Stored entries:

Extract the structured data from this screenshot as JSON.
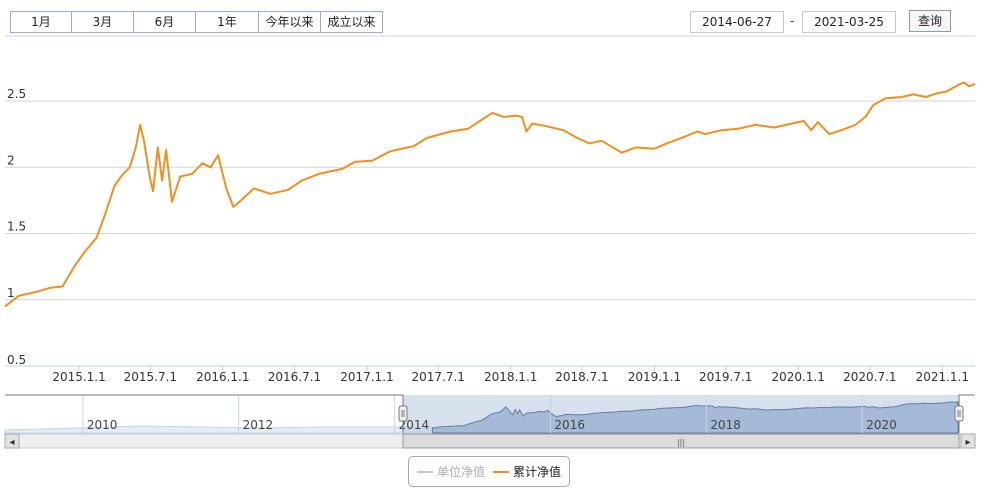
{
  "toolbar": {
    "range_buttons": [
      "1月",
      "3月",
      "6月",
      "1年",
      "今年以来",
      "成立以来"
    ],
    "start_date": "2014-06-27",
    "end_date": "2021-03-25",
    "date_separator": "-",
    "query_label": "查询"
  },
  "legend": {
    "unit_nav_label": "单位净值",
    "cumulative_nav_label": "累计净值",
    "unit_nav_color": "#c8c8c8",
    "cumulative_nav_color": "#f0901e"
  },
  "navigator": {
    "year_labels": [
      "2010",
      "2012",
      "2014",
      "2016",
      "2018",
      "2020"
    ],
    "scrollbar_left_arrow": "◂",
    "scrollbar_right_arrow": "▸",
    "scrollbar_grip": "|||"
  },
  "chart_data": {
    "type": "line",
    "title": "",
    "xlabel": "",
    "ylabel": "",
    "ylim": [
      0.5,
      2.5
    ],
    "y_ticks": [
      {
        "value": 0.5,
        "label": "0.5"
      },
      {
        "value": 1,
        "label": "1"
      },
      {
        "value": 1.5,
        "label": "1.5"
      },
      {
        "value": 2,
        "label": "2"
      },
      {
        "value": 2.5,
        "label": "2.5"
      }
    ],
    "x_range": [
      "2014-06-27",
      "2021-03-25"
    ],
    "x_ticks": [
      {
        "date": "2015-01-01",
        "label": "2015.1.1"
      },
      {
        "date": "2015-07-01",
        "label": "2015.7.1"
      },
      {
        "date": "2016-01-01",
        "label": "2016.1.1"
      },
      {
        "date": "2016-07-01",
        "label": "2016.7.1"
      },
      {
        "date": "2017-01-01",
        "label": "2017.1.1"
      },
      {
        "date": "2017-07-01",
        "label": "2017.7.1"
      },
      {
        "date": "2018-01-01",
        "label": "2018.1.1"
      },
      {
        "date": "2018-07-01",
        "label": "2018.7.1"
      },
      {
        "date": "2019-01-01",
        "label": "2019.1.1"
      },
      {
        "date": "2019-07-01",
        "label": "2019.7.1"
      },
      {
        "date": "2020-01-01",
        "label": "2020.1.1"
      },
      {
        "date": "2020-07-01",
        "label": "2020.7.1"
      },
      {
        "date": "2021-01-01",
        "label": "2021.1.1"
      }
    ],
    "grid": true,
    "legend_position": "bottom-center",
    "series": [
      {
        "name": "累计净值",
        "color": "#f0901e",
        "points": [
          [
            "2014-06-27",
            0.95
          ],
          [
            "2014-08-01",
            1.03
          ],
          [
            "2014-09-15",
            1.06
          ],
          [
            "2014-10-20",
            1.09
          ],
          [
            "2014-11-20",
            1.1
          ],
          [
            "2014-12-20",
            1.25
          ],
          [
            "2015-01-15",
            1.36
          ],
          [
            "2015-02-15",
            1.47
          ],
          [
            "2015-03-10",
            1.66
          ],
          [
            "2015-04-01",
            1.86
          ],
          [
            "2015-04-20",
            1.94
          ],
          [
            "2015-05-10",
            2.0
          ],
          [
            "2015-05-25",
            2.15
          ],
          [
            "2015-06-05",
            2.32
          ],
          [
            "2015-06-15",
            2.2
          ],
          [
            "2015-06-30",
            1.92
          ],
          [
            "2015-07-08",
            1.82
          ],
          [
            "2015-07-20",
            2.15
          ],
          [
            "2015-07-31",
            1.9
          ],
          [
            "2015-08-10",
            2.13
          ],
          [
            "2015-08-25",
            1.74
          ],
          [
            "2015-09-15",
            1.93
          ],
          [
            "2015-10-15",
            1.95
          ],
          [
            "2015-11-10",
            2.03
          ],
          [
            "2015-12-01",
            2.0
          ],
          [
            "2015-12-20",
            2.09
          ],
          [
            "2016-01-10",
            1.84
          ],
          [
            "2016-01-28",
            1.7
          ],
          [
            "2016-02-20",
            1.76
          ],
          [
            "2016-03-20",
            1.84
          ],
          [
            "2016-05-01",
            1.8
          ],
          [
            "2016-06-15",
            1.83
          ],
          [
            "2016-07-20",
            1.9
          ],
          [
            "2016-09-01",
            1.95
          ],
          [
            "2016-11-01",
            1.99
          ],
          [
            "2016-12-01",
            2.04
          ],
          [
            "2017-01-15",
            2.05
          ],
          [
            "2017-03-01",
            2.12
          ],
          [
            "2017-05-01",
            2.16
          ],
          [
            "2017-06-01",
            2.22
          ],
          [
            "2017-08-01",
            2.27
          ],
          [
            "2017-09-15",
            2.29
          ],
          [
            "2017-10-15",
            2.35
          ],
          [
            "2017-11-15",
            2.41
          ],
          [
            "2017-12-15",
            2.38
          ],
          [
            "2018-01-15",
            2.39
          ],
          [
            "2018-01-30",
            2.38
          ],
          [
            "2018-02-10",
            2.27
          ],
          [
            "2018-02-25",
            2.33
          ],
          [
            "2018-04-01",
            2.31
          ],
          [
            "2018-05-15",
            2.28
          ],
          [
            "2018-06-20",
            2.22
          ],
          [
            "2018-07-20",
            2.18
          ],
          [
            "2018-08-20",
            2.2
          ],
          [
            "2018-10-10",
            2.11
          ],
          [
            "2018-11-15",
            2.15
          ],
          [
            "2019-01-01",
            2.14
          ],
          [
            "2019-02-01",
            2.18
          ],
          [
            "2019-03-10",
            2.22
          ],
          [
            "2019-04-20",
            2.27
          ],
          [
            "2019-05-10",
            2.25
          ],
          [
            "2019-06-20",
            2.28
          ],
          [
            "2019-08-01",
            2.29
          ],
          [
            "2019-09-15",
            2.32
          ],
          [
            "2019-11-01",
            2.3
          ],
          [
            "2019-12-01",
            2.32
          ],
          [
            "2020-01-15",
            2.35
          ],
          [
            "2020-02-03",
            2.28
          ],
          [
            "2020-02-20",
            2.34
          ],
          [
            "2020-03-20",
            2.25
          ],
          [
            "2020-04-20",
            2.28
          ],
          [
            "2020-05-25",
            2.32
          ],
          [
            "2020-06-20",
            2.38
          ],
          [
            "2020-07-10",
            2.47
          ],
          [
            "2020-08-10",
            2.52
          ],
          [
            "2020-09-20",
            2.53
          ],
          [
            "2020-10-20",
            2.55
          ],
          [
            "2020-11-20",
            2.53
          ],
          [
            "2020-12-20",
            2.56
          ],
          [
            "2021-01-10",
            2.57
          ],
          [
            "2021-02-10",
            2.62
          ],
          [
            "2021-02-25",
            2.64
          ],
          [
            "2021-03-10",
            2.61
          ],
          [
            "2021-03-25",
            2.63
          ]
        ]
      }
    ]
  }
}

§ Aim: Pictures in the records above should not be copied. Repeat everything else exactly.

§ The solution:
Extract the structured data from this screenshot as JSON.
{
  "toolbar": {
    "range_buttons": [
      "1月",
      "3月",
      "6月",
      "1年",
      "今年以来",
      "成立以来"
    ],
    "start_date": "2014-06-27",
    "end_date": "2021-03-25",
    "date_separator": "-",
    "query_label": "查询"
  },
  "legend": {
    "unit_nav_label": "单位净值",
    "cumulative_nav_label": "累计净值",
    "unit_nav_color": "#c8c8c8",
    "cumulative_nav_color": "#f0901e"
  },
  "navigator": {
    "year_labels": [
      "2010",
      "2012",
      "2014",
      "2016",
      "2018",
      "2020"
    ],
    "scrollbar_left_arrow": "◂",
    "scrollbar_right_arrow": "▸",
    "scrollbar_grip": "|||"
  },
  "chart_data": {
    "type": "line",
    "title": "",
    "xlabel": "",
    "ylabel": "",
    "ylim": [
      0.5,
      2.5
    ],
    "y_ticks": [
      {
        "value": 0.5,
        "label": "0.5"
      },
      {
        "value": 1,
        "label": "1"
      },
      {
        "value": 1.5,
        "label": "1.5"
      },
      {
        "value": 2,
        "label": "2"
      },
      {
        "value": 2.5,
        "label": "2.5"
      }
    ],
    "x_range": [
      "2014-06-27",
      "2021-03-25"
    ],
    "x_ticks": [
      {
        "date": "2015-01-01",
        "label": "2015.1.1"
      },
      {
        "date": "2015-07-01",
        "label": "2015.7.1"
      },
      {
        "date": "2016-01-01",
        "label": "2016.1.1"
      },
      {
        "date": "2016-07-01",
        "label": "2016.7.1"
      },
      {
        "date": "2017-01-01",
        "label": "2017.1.1"
      },
      {
        "date": "2017-07-01",
        "label": "2017.7.1"
      },
      {
        "date": "2018-01-01",
        "label": "2018.1.1"
      },
      {
        "date": "2018-07-01",
        "label": "2018.7.1"
      },
      {
        "date": "2019-01-01",
        "label": "2019.1.1"
      },
      {
        "date": "2019-07-01",
        "label": "2019.7.1"
      },
      {
        "date": "2020-01-01",
        "label": "2020.1.1"
      },
      {
        "date": "2020-07-01",
        "label": "2020.7.1"
      },
      {
        "date": "2021-01-01",
        "label": "2021.1.1"
      }
    ],
    "grid": true,
    "legend_position": "bottom-center",
    "series": [
      {
        "name": "累计净值",
        "color": "#f0901e",
        "points": [
          [
            "2014-06-27",
            0.95
          ],
          [
            "2014-08-01",
            1.03
          ],
          [
            "2014-09-15",
            1.06
          ],
          [
            "2014-10-20",
            1.09
          ],
          [
            "2014-11-20",
            1.1
          ],
          [
            "2014-12-20",
            1.25
          ],
          [
            "2015-01-15",
            1.36
          ],
          [
            "2015-02-15",
            1.47
          ],
          [
            "2015-03-10",
            1.66
          ],
          [
            "2015-04-01",
            1.86
          ],
          [
            "2015-04-20",
            1.94
          ],
          [
            "2015-05-10",
            2.0
          ],
          [
            "2015-05-25",
            2.15
          ],
          [
            "2015-06-05",
            2.32
          ],
          [
            "2015-06-15",
            2.2
          ],
          [
            "2015-06-30",
            1.92
          ],
          [
            "2015-07-08",
            1.82
          ],
          [
            "2015-07-20",
            2.15
          ],
          [
            "2015-07-31",
            1.9
          ],
          [
            "2015-08-10",
            2.13
          ],
          [
            "2015-08-25",
            1.74
          ],
          [
            "2015-09-15",
            1.93
          ],
          [
            "2015-10-15",
            1.95
          ],
          [
            "2015-11-10",
            2.03
          ],
          [
            "2015-12-01",
            2.0
          ],
          [
            "2015-12-20",
            2.09
          ],
          [
            "2016-01-10",
            1.84
          ],
          [
            "2016-01-28",
            1.7
          ],
          [
            "2016-02-20",
            1.76
          ],
          [
            "2016-03-20",
            1.84
          ],
          [
            "2016-05-01",
            1.8
          ],
          [
            "2016-06-15",
            1.83
          ],
          [
            "2016-07-20",
            1.9
          ],
          [
            "2016-09-01",
            1.95
          ],
          [
            "2016-11-01",
            1.99
          ],
          [
            "2016-12-01",
            2.04
          ],
          [
            "2017-01-15",
            2.05
          ],
          [
            "2017-03-01",
            2.12
          ],
          [
            "2017-05-01",
            2.16
          ],
          [
            "2017-06-01",
            2.22
          ],
          [
            "2017-08-01",
            2.27
          ],
          [
            "2017-09-15",
            2.29
          ],
          [
            "2017-10-15",
            2.35
          ],
          [
            "2017-11-15",
            2.41
          ],
          [
            "2017-12-15",
            2.38
          ],
          [
            "2018-01-15",
            2.39
          ],
          [
            "2018-01-30",
            2.38
          ],
          [
            "2018-02-10",
            2.27
          ],
          [
            "2018-02-25",
            2.33
          ],
          [
            "2018-04-01",
            2.31
          ],
          [
            "2018-05-15",
            2.28
          ],
          [
            "2018-06-20",
            2.22
          ],
          [
            "2018-07-20",
            2.18
          ],
          [
            "2018-08-20",
            2.2
          ],
          [
            "2018-10-10",
            2.11
          ],
          [
            "2018-11-15",
            2.15
          ],
          [
            "2019-01-01",
            2.14
          ],
          [
            "2019-02-01",
            2.18
          ],
          [
            "2019-03-10",
            2.22
          ],
          [
            "2019-04-20",
            2.27
          ],
          [
            "2019-05-10",
            2.25
          ],
          [
            "2019-06-20",
            2.28
          ],
          [
            "2019-08-01",
            2.29
          ],
          [
            "2019-09-15",
            2.32
          ],
          [
            "2019-11-01",
            2.3
          ],
          [
            "2019-12-01",
            2.32
          ],
          [
            "2020-01-15",
            2.35
          ],
          [
            "2020-02-03",
            2.28
          ],
          [
            "2020-02-20",
            2.34
          ],
          [
            "2020-03-20",
            2.25
          ],
          [
            "2020-04-20",
            2.28
          ],
          [
            "2020-05-25",
            2.32
          ],
          [
            "2020-06-20",
            2.38
          ],
          [
            "2020-07-10",
            2.47
          ],
          [
            "2020-08-10",
            2.52
          ],
          [
            "2020-09-20",
            2.53
          ],
          [
            "2020-10-20",
            2.55
          ],
          [
            "2020-11-20",
            2.53
          ],
          [
            "2020-12-20",
            2.56
          ],
          [
            "2021-01-10",
            2.57
          ],
          [
            "2021-02-10",
            2.62
          ],
          [
            "2021-02-25",
            2.64
          ],
          [
            "2021-03-10",
            2.61
          ],
          [
            "2021-03-25",
            2.63
          ]
        ]
      }
    ]
  }
}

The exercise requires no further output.